▸ Task goal:
Please write the listing below out again exactly, leaving every picture behind.

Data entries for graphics
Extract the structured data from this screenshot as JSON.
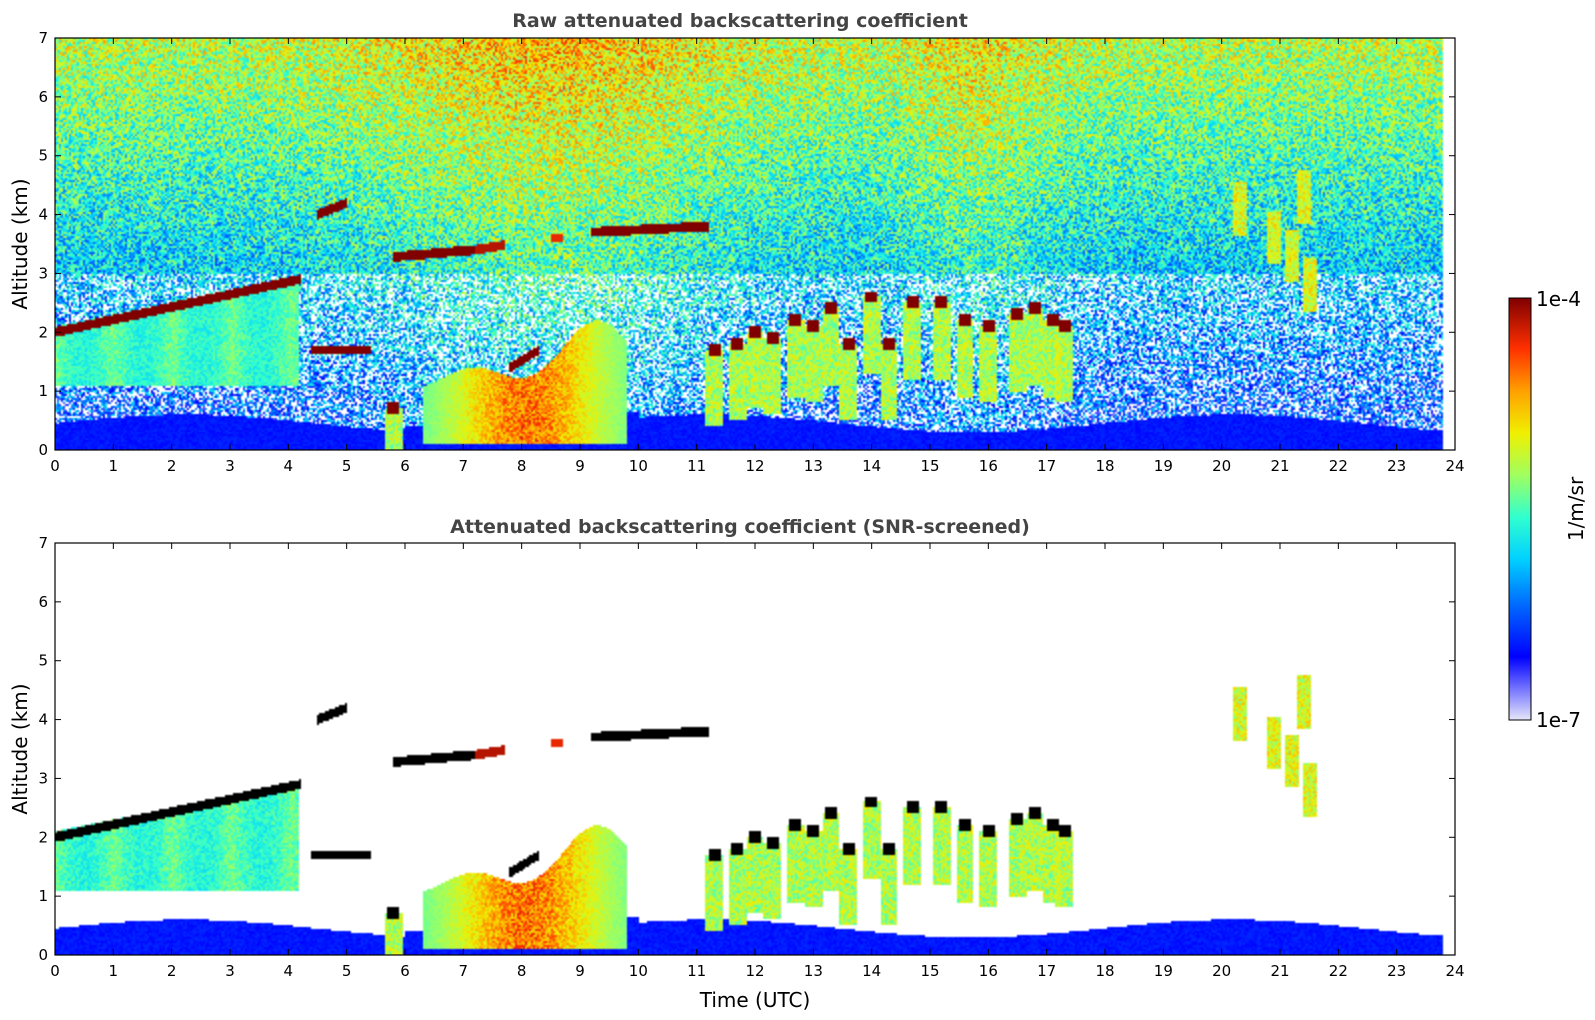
{
  "chart_data": [
    {
      "type": "heatmap",
      "title": "Raw attenuated backscattering coefficient",
      "xlabel": "",
      "ylabel": "Altitude (km)",
      "xlim": [
        0,
        24
      ],
      "ylim": [
        0,
        7
      ],
      "xticks": [
        "0",
        "1",
        "2",
        "3",
        "4",
        "5",
        "6",
        "7",
        "8",
        "9",
        "10",
        "11",
        "12",
        "13",
        "14",
        "15",
        "16",
        "17",
        "18",
        "19",
        "20",
        "21",
        "22",
        "23",
        "24"
      ],
      "yticks": [
        "0",
        "1",
        "2",
        "3",
        "4",
        "5",
        "6",
        "7"
      ],
      "data_end_time": 23.8,
      "features": [
        {
          "type": "layer",
          "t0": 0.0,
          "t1": 4.2,
          "h0": 2.0,
          "h1": 2.9,
          "level": 1.0
        },
        {
          "type": "layer",
          "t0": 4.5,
          "t1": 5.0,
          "h0": 4.0,
          "h1": 4.2,
          "level": 1.0
        },
        {
          "type": "layer",
          "t0": 5.8,
          "t1": 7.2,
          "h0": 3.28,
          "h1": 3.4,
          "level": 1.0
        },
        {
          "type": "layer",
          "t0": 7.2,
          "t1": 7.7,
          "h0": 3.4,
          "h1": 3.48,
          "level": 0.95
        },
        {
          "type": "layer",
          "t0": 8.5,
          "t1": 8.7,
          "h0": 3.6,
          "h1": 3.6,
          "level": 0.9
        },
        {
          "type": "layer",
          "t0": 9.2,
          "t1": 11.2,
          "h0": 3.7,
          "h1": 3.8,
          "level": 1.0
        },
        {
          "type": "layer",
          "t0": 4.4,
          "t1": 5.4,
          "h0": 1.7,
          "h1": 1.7,
          "level": 1.0
        },
        {
          "type": "layer",
          "t0": 7.8,
          "t1": 8.3,
          "h0": 1.4,
          "h1": 1.7,
          "level": 1.0
        }
      ]
    },
    {
      "type": "heatmap",
      "title": "Attenuated backscattering coefficient (SNR-screened)",
      "xlabel": "Time (UTC)",
      "ylabel": "Altitude (km)",
      "xlim": [
        0,
        24
      ],
      "ylim": [
        0,
        7
      ],
      "xticks": [
        "0",
        "1",
        "2",
        "3",
        "4",
        "5",
        "6",
        "7",
        "8",
        "9",
        "10",
        "11",
        "12",
        "13",
        "14",
        "15",
        "16",
        "17",
        "18",
        "19",
        "20",
        "21",
        "22",
        "23",
        "24"
      ],
      "yticks": [
        "0",
        "1",
        "2",
        "3",
        "4",
        "5",
        "6",
        "7"
      ],
      "data_end_time": 23.8,
      "masked_color": "#ffffff",
      "saturated_color": "#000000"
    }
  ],
  "colorbar": {
    "label": "1/m/sr",
    "min_label": "1e-7",
    "max_label": "1e-4",
    "scale": "log",
    "range": [
      1e-07,
      0.0001
    ]
  }
}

▸ Exercise output:
Extract the structured data from this screenshot as JSON.
{
  "chart_data": [
    {
      "type": "heatmap",
      "title": "Raw attenuated backscattering coefficient",
      "xlabel": "",
      "ylabel": "Altitude (km)",
      "xlim": [
        0,
        24
      ],
      "ylim": [
        0,
        7
      ],
      "xticks": [
        "0",
        "1",
        "2",
        "3",
        "4",
        "5",
        "6",
        "7",
        "8",
        "9",
        "10",
        "11",
        "12",
        "13",
        "14",
        "15",
        "16",
        "17",
        "18",
        "19",
        "20",
        "21",
        "22",
        "23",
        "24"
      ],
      "yticks": [
        "0",
        "1",
        "2",
        "3",
        "4",
        "5",
        "6",
        "7"
      ],
      "data_end_time": 23.8,
      "features": [
        {
          "type": "layer",
          "t0": 0.0,
          "t1": 4.2,
          "h0": 2.0,
          "h1": 2.9,
          "level": 1.0
        },
        {
          "type": "layer",
          "t0": 4.5,
          "t1": 5.0,
          "h0": 4.0,
          "h1": 4.2,
          "level": 1.0
        },
        {
          "type": "layer",
          "t0": 5.8,
          "t1": 7.2,
          "h0": 3.28,
          "h1": 3.4,
          "level": 1.0
        },
        {
          "type": "layer",
          "t0": 7.2,
          "t1": 7.7,
          "h0": 3.4,
          "h1": 3.48,
          "level": 0.95
        },
        {
          "type": "layer",
          "t0": 8.5,
          "t1": 8.7,
          "h0": 3.6,
          "h1": 3.6,
          "level": 0.9
        },
        {
          "type": "layer",
          "t0": 9.2,
          "t1": 11.2,
          "h0": 3.7,
          "h1": 3.8,
          "level": 1.0
        },
        {
          "type": "layer",
          "t0": 4.4,
          "t1": 5.4,
          "h0": 1.7,
          "h1": 1.7,
          "level": 1.0
        },
        {
          "type": "layer",
          "t0": 7.8,
          "t1": 8.3,
          "h0": 1.4,
          "h1": 1.7,
          "level": 1.0
        }
      ]
    },
    {
      "type": "heatmap",
      "title": "Attenuated backscattering coefficient (SNR-screened)",
      "xlabel": "Time (UTC)",
      "ylabel": "Altitude (km)",
      "xlim": [
        0,
        24
      ],
      "ylim": [
        0,
        7
      ],
      "xticks": [
        "0",
        "1",
        "2",
        "3",
        "4",
        "5",
        "6",
        "7",
        "8",
        "9",
        "10",
        "11",
        "12",
        "13",
        "14",
        "15",
        "16",
        "17",
        "18",
        "19",
        "20",
        "21",
        "22",
        "23",
        "24"
      ],
      "yticks": [
        "0",
        "1",
        "2",
        "3",
        "4",
        "5",
        "6",
        "7"
      ],
      "data_end_time": 23.8,
      "masked_color": "#ffffff",
      "saturated_color": "#000000"
    }
  ],
  "colorbar": {
    "label": "1/m/sr",
    "min_label": "1e-7",
    "max_label": "1e-4",
    "scale": "log",
    "range": [
      1e-07,
      0.0001
    ]
  }
}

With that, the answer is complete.